━━ Entries provided
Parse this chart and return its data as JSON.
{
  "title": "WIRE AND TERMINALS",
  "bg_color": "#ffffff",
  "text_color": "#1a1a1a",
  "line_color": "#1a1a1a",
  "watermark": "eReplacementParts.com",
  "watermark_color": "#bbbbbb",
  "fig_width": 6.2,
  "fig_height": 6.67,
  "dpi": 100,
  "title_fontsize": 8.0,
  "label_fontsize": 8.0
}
━━━━
Objective:
Each record above should be returned exactly as it appears.

Task output:
Parse this chart and return its data as JSON.
{
  "title": "WIRE AND TERMINALS",
  "bg_color": "#ffffff",
  "text_color": "#1a1a1a",
  "line_color": "#1a1a1a",
  "watermark": "eReplacementParts.com",
  "watermark_color": "#bbbbbb",
  "fig_width": 6.2,
  "fig_height": 6.67,
  "dpi": 100,
  "title_fontsize": 8.0,
  "label_fontsize": 8.0
}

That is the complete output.